(Task requirements)
Can you quote the records below in full, word for word?

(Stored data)
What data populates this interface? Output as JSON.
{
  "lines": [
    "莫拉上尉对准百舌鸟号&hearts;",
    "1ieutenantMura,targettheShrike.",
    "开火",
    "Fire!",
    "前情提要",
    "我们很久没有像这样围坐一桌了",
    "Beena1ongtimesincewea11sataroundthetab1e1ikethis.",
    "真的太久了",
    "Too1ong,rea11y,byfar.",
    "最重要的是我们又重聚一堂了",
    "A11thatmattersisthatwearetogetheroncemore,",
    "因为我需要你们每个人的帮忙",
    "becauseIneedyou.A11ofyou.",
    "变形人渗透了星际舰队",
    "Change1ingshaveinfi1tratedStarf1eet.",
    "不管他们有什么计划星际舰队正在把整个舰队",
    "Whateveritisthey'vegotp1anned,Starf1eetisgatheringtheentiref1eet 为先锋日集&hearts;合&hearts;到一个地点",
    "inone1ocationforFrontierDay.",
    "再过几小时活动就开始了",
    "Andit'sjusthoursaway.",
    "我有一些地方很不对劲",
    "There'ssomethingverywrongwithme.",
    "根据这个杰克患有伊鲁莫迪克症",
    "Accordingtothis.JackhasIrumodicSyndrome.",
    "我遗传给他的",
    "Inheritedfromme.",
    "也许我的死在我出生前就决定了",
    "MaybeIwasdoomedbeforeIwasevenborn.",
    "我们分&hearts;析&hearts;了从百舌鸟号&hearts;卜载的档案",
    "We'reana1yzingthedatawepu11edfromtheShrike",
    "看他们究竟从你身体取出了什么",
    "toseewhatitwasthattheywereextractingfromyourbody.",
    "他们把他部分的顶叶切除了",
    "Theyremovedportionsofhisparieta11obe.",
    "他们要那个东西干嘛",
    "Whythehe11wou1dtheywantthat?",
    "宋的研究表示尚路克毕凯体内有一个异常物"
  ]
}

(Problem solution)
What data populates this interface? Output as JSON.
{
  "lines": [
    "莫拉上尉对准百舌鸟号&hearts;",
    "1ieutenantMura,targettheShrike.",
    "开火",
    "Fire!",
    "前情提要",
    "我们很久没有像这样围坐一桌了",
    "Beena1ongtimesincewea11sataroundthetab1e1ikethis.",
    "真的太久了",
    "Too1ong,rea11y,byfar.",
    "最重要的是我们又重聚一堂了",
    "A11thatmattersisthatwearetogetheroncemore,",
    "因为我需要你们每个人的帮忙",
    "becauseIneedyou.A11ofyou.",
    "变形人渗透了星际舰队",
    "Change1ingshaveinfi1tratedStarf1eet.",
    "不管他们有什么计划星际舰队正在把整个舰队",
    "Whateveritisthey'vegotp1anned,Starf1eetisgatheringtheentiref1eet 为先锋日集&hearts;合&hearts;到一个地点",
    "inone1ocationforFrontierDay.",
    "再过几小时活动就开始了",
    "Andit'sjusthoursaway.",
    "我有一些地方很不对劲",
    "There'ssomethingverywrongwithme.",
    "根据这个杰克患有伊鲁莫迪克症",
    "Accordingtothis.JackhasIrumodicSyndrome.",
    "我遗传给他的",
    "Inheritedfromme.",
    "也许我的死在我出生前就决定了",
    "MaybeIwasdoomedbeforeIwasevenborn.",
    "我们分&hearts;析&hearts;了从百舌鸟号&hearts;卜载的档案",
    "We'reana1yzingthedatawepu11edfromtheShrike",
    "看他们究竟从你身体取出了什么",
    "toseewhatitwasthattheywereextractingfromyourbody.",
    "他们把他部分的顶叶切除了",
    "Theyremovedportionsofhisparieta11obe.",
    "他们要那个东西干嘛",
    "Whythehe11wou1dtheywantthat?",
    "宋的研究表示尚路克毕凯体内有一个异常物"
  ]
}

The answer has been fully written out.